> OBJECTIVE
In the records that follow, locate every line with "next" and extract it.

> PROVIDED INFORMATION
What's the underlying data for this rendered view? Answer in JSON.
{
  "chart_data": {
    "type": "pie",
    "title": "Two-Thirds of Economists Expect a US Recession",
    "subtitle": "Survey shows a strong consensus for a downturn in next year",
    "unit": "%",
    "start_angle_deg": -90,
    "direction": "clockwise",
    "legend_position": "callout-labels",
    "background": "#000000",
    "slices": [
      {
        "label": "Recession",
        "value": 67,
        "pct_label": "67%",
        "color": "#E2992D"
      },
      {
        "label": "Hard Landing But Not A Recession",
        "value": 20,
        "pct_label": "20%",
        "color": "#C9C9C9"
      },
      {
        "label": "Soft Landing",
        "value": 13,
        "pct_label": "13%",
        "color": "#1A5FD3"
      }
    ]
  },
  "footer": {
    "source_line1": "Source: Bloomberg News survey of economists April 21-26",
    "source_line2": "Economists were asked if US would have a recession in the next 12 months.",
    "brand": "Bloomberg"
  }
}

> COMPLETED TASK
    "subtitle": "Survey shows a strong consensus for a downturn in next year",
    "source_line2": "Economists were asked if US would have a recession in the next 12 months.",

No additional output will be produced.